Task goal – Filter the listing below, copying every line in which the word "structured" appears.

━━━━━━

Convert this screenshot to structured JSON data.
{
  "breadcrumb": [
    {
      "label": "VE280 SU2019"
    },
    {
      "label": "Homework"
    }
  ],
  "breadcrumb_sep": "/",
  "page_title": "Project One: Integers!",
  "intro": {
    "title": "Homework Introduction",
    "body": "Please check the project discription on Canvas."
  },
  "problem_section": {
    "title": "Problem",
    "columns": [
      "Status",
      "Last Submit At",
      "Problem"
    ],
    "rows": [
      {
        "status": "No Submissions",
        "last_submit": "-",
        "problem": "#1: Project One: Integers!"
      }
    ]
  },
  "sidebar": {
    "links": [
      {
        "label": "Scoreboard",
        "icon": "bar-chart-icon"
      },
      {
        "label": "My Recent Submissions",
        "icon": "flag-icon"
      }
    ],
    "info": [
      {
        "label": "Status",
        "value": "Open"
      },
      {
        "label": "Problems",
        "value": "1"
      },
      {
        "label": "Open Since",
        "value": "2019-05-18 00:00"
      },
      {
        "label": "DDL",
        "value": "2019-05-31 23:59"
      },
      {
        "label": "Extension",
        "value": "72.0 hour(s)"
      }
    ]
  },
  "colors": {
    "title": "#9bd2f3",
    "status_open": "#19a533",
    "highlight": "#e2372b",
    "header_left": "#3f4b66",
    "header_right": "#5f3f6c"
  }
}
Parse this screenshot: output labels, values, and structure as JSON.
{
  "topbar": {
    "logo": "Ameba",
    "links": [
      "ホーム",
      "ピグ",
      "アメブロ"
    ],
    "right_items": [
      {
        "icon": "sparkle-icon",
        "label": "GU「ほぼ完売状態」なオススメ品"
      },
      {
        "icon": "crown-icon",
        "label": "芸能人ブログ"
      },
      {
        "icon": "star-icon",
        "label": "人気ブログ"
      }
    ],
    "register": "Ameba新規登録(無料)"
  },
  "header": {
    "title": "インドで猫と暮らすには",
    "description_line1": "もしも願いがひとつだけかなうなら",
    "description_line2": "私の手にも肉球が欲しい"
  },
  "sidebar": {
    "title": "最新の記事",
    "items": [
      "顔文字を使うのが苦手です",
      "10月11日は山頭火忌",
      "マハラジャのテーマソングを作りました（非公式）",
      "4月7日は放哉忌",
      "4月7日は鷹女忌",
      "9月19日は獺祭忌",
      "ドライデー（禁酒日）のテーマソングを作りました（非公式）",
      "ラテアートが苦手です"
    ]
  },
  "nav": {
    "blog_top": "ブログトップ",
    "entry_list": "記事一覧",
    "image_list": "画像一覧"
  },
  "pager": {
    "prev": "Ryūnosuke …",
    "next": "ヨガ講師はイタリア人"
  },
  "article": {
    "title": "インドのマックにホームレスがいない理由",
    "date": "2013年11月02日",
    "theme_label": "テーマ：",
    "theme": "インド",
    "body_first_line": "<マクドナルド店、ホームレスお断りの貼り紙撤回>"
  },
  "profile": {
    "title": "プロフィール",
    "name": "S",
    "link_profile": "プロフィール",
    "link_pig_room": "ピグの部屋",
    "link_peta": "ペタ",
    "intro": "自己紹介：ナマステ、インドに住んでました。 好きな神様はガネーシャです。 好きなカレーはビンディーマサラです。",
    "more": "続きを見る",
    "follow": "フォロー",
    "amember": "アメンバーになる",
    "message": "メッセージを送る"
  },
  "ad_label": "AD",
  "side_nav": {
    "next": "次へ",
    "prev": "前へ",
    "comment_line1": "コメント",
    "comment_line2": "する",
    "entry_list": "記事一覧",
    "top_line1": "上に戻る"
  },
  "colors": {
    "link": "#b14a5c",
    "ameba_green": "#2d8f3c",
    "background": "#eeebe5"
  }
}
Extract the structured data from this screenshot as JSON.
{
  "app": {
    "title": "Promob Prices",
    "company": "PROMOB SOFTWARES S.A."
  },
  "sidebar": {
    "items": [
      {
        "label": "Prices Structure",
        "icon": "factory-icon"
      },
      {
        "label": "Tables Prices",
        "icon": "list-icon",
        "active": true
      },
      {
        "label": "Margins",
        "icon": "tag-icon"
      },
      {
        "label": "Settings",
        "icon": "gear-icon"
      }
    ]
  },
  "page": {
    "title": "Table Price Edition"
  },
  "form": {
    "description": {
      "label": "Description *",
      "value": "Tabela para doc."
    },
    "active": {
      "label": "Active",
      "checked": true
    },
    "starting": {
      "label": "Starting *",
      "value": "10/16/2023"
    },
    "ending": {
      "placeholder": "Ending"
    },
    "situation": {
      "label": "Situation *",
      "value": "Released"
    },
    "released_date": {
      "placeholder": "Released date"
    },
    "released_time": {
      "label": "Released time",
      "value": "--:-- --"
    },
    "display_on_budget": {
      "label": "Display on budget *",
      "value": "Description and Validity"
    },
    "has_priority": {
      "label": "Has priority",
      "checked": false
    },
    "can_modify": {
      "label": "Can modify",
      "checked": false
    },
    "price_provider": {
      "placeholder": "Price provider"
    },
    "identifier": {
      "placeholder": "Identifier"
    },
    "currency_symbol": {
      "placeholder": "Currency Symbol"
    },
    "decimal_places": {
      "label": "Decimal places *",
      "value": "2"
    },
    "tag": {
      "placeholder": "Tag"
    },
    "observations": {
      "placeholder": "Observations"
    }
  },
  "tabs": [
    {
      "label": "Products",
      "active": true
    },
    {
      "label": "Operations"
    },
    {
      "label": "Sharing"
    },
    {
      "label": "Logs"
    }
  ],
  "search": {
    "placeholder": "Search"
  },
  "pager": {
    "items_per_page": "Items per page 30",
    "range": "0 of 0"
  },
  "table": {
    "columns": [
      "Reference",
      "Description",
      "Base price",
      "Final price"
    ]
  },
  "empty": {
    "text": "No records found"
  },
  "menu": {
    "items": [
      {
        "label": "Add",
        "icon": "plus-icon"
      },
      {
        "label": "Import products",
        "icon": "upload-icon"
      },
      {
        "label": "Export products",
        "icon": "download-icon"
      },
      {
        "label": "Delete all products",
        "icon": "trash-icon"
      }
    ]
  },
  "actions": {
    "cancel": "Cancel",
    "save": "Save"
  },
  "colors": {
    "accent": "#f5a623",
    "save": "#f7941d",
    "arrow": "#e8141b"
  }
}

━━━━━━

Written reply –
Convert this screenshot to structured JSON data.
Extract the structured data from this screenshot as JSON.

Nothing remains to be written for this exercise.